DOKUMENTTEXT:
# Hardwarenahe Programmierung



## bernd (8. Okt 2004)

Hallo zusammen,
Mit Java kann man ja so fast alles machen, bis auf Hardwarenahe Programmierung.
Gibt es dafür eigentlich einen Grund?
Und soll es in Zukunft auch so bleiben oder ist da was in der Mache?
 ???:L


----------



## Illuvatar (8. Okt 2004)

Der Grund ist Plattformunabhängigkeit, und ich glaube, dass soll Java auch bleiben.

Du kannst JNI benutzen oder schauen, was es auf http://java.sun.com noch so für packages zum Download gibt.


----------



## P3AC3MAK3R (8. Okt 2004)

Natürlich gibt es dafür einen Grund: die Plattformunabhängigkeit.

[Edit]Zwei Dumme, ein Gedanke. [/Edit]


----------



## meez (8. Okt 2004)

Zudem eignen sich OO basierte Hochsprachen nicht für Hardware nahes programmieren...


----------



## bernd (8. Okt 2004)

Das würde bedeuten das jede Programmiersprache die Plattformunabhängig ist
diese Einschränkung hat!
 :meld:


----------



## bygones (8. Okt 2004)

genau *g

wenn du Hardwarnah proggen willst (und der Thread mit dem CD laufwerk ist ein Indiz) - überleg dir lieber C zu lernen als Java !


----------



## meez (8. Okt 2004)

bernd hat gesagt.:
			
		

> Das würde bedeuten das jede Programmiersprache die Plattformunabhängig ist
> diese Einschränkung hat!
> :meld:



Ja...Sherlock Holmes...


----------



## Illuvatar (8. Okt 2004)

Das hast du gut erkannt :wink:  :applaus:

Edit: Zwei Dumme, ein Gedanke


----------



## bernd (8. Okt 2004)

deathbyaclown hat gesagt.:
			
		

> genau *g
> 
> wenn du Hardwarnah proggen willst (und der Thread mit dem CD laufwerk ist ein Indiz) - überleg dir lieber C zu lernen als Java !



Nun gut das mit dem cd Laufwerk war so ne Idee,
hatte gedacht das mach ich mal eben .
Das es allerdings so "kompliziert" wird hatte ich nicht gedacht!


----------



## thE_29 (8. Okt 2004)

trotzdem versteh ich immer noch net warum es bei dir net geht bei mir und den anderen kollegen aber schon....

entweder liegts an der XP home edition (was ich aber net glaub) oder an jdk 1.5.......

achja, ich bin grad wieder am überlegen ob ich mich mit assembler rumquähle  hab heute schon die cpu geschwindgkeit ausgelsen


----------



## bernd (8. Okt 2004)

ÜBUNGSAUFGABEN:
1. Zitiere aus dem Forenthread zur hardwarenahen Programmierung den Abschnitt, der mit „Der Grund ist“ beginnt und bis einschließlich „P3AC3MAK3R (8. Okt 2004)“ reicht.
2. Setze den Forenthread zur hardwarenahen Programmierung im Anschluss an seine letzte Zeile fort.

QUELLDATEN:
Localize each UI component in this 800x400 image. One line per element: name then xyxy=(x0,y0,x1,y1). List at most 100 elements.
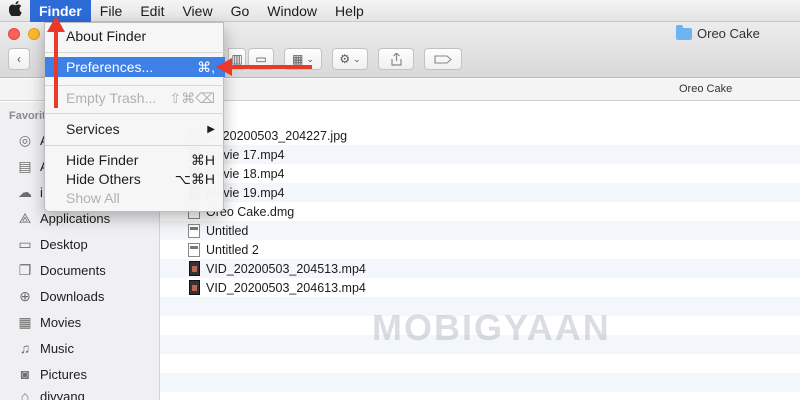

ANTWORTLISTE:
1.
Der Grund ist Plattformunabhängigkeit, und ich glaube, dass soll Java auch bleiben.

Du kannst JNI benutzen oder schauen, was es auf http://java.sun.com noch so für packages zum Download gibt.


----------



## P3AC3MAK3R (8. Okt 2004)

2.
thE_29 hat gesagt.:
			
		

> trotzdem versteh ich immer noch net warum es bei dir net geht bei mir und den anderen kollegen aber schon....
> 
> entweder liegts an der XP home edition (was ich aber net glaub) oder an jdk 1.5.......
> 
> achja, ich bin grad wieder am überlegen ob ich mich mit assembler rumquähle  hab heute schon die cpu geschwindgkeit ausgelsen



Das lässt Dir keine Ruhe was?
Ich find mich einfach damit ab das es mit Java alleine nicht geht.
Und jetzt noch mit C anzufangen nur wegen dem Laufwerk... ich denke ich nutze die Zeit lieber um
mit Java noch was weiter zu kommen.
Aber vielen Dank für die super Hilfe!
 :applaus: 
Gibt nicht viele die so viel Gedund haben!


----------



## Roar (8. Okt 2004)

thE_29 hat gesagt.:
			
		

> achja, ich bin grad wieder am überlegen ob ich mich mit assembler rumquähle  hab heute schon die cpu geschwindgkeit ausgelsen



 :applaus: 

cpu auslesen plattformunabhängig? wenn ja kannste mir ja mal rüberschicken


----------



## thE_29 (8. Okt 2004)

ich habs auf der linux maschine noch nicht getest und ich bekomme statt 2.66 -1638 oder sowas, aber auf der amd xp 2.2 gehts!
muss mir das noch anschaun 

edit: aber erst nächste woche


----------



## Roar (8. Okt 2004)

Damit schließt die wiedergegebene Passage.